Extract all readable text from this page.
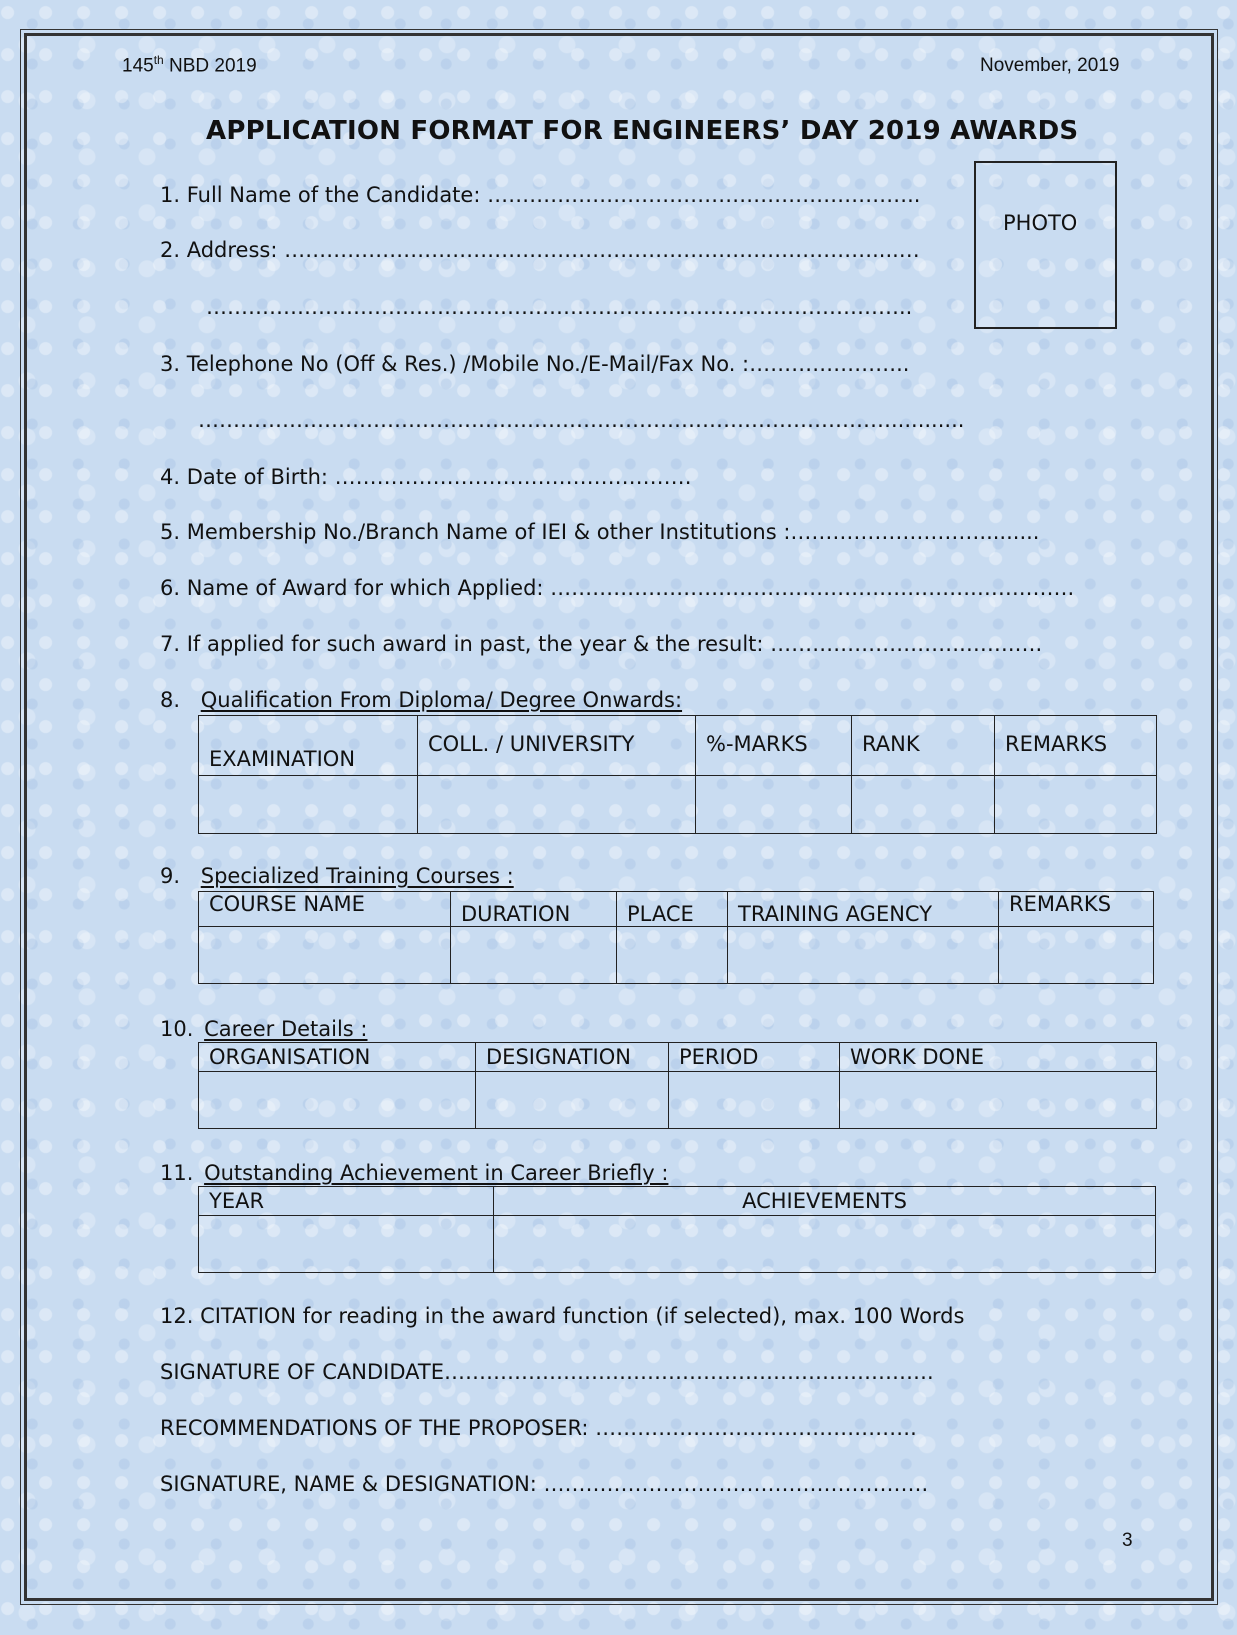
145th NBD 2019	November, 2019
APPLICATION FORMAT FOR ENGINEERS’ DAY 2019 AWARDS
PHOTO
1. Full Name of the Candidate: ……………………………………………………..
2. Address: …………………………………………………………………………....…
………………………………………………………………………………………..
3. Telephone No (Off & Res.) /Mobile No./E-Mail/Fax No. :…………………..
………………………………………………………………………………………...........
4. Date of Birth: ……………………………………………
5. Membership No./Branch Name of IEI & other Institutions :……………………….........
6. Name of Award for which Applied: …………………………………………………….…….…….
7. If applied for such award in past, the year & the result: ……………………….…….….
8. Qualification From Diploma/ Degree Onwards:
EXAMINATION	COLL. / UNIVERSITY	%-MARKS	RANK	REMARKS

9. Specialized Training Courses :
COURSE NAME	DURATION	PLACE	TRAINING AGENCY	REMARKS

10. Career Details :
ORGANISATION	DESIGNATION	PERIOD	WORK DONE

11. Outstanding Achievement in Career Briefly :
YEAR	ACHIEVEMENTS

12. CITATION for reading in the award function (if selected), max. 100 Words
SIGNATURE OF CANDIDATE…………………………………………………………….
RECOMMENDATIONS OF THE PROPOSER: ……………………………………….
SIGNATURE, NAME & DESIGNATION: ……………………………………………….
3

THE REQUEST - Print the complete listing exactly as it stands, without its pictures.

TASK OUTPUT -
Extract all readable text from this page.
145th NBD 2019	November, 2019
APPLICATION FORMAT FOR ENGINEERS’ DAY 2019 AWARDS
PHOTO
1. Full Name of the Candidate: ……………………………………………………..
2. Address: …………………………………………………………………………....…
………………………………………………………………………………………..
3. Telephone No (Off & Res.) /Mobile No./E-Mail/Fax No. :…………………..
………………………………………………………………………………………...........
4. Date of Birth: ……………………………………………
5. Membership No./Branch Name of IEI & other Institutions :……………………….........
6. Name of Award for which Applied: …………………………………………………….…….…….
7. If applied for such award in past, the year & the result: ……………………….…….….
8. Qualification From Diploma/ Degree Onwards:
EXAMINATION	COLL. / UNIVERSITY	%-MARKS	RANK	REMARKS

9. Specialized Training Courses :
COURSE NAME	DURATION	PLACE	TRAINING AGENCY	REMARKS

10. Career Details :
ORGANISATION	DESIGNATION	PERIOD	WORK DONE

11. Outstanding Achievement in Career Briefly :
YEAR	ACHIEVEMENTS

12. CITATION for reading in the award function (if selected), max. 100 Words
SIGNATURE OF CANDIDATE…………………………………………………………….
RECOMMENDATIONS OF THE PROPOSER: ……………………………………….
SIGNATURE, NAME & DESIGNATION: ……………………………………………….
3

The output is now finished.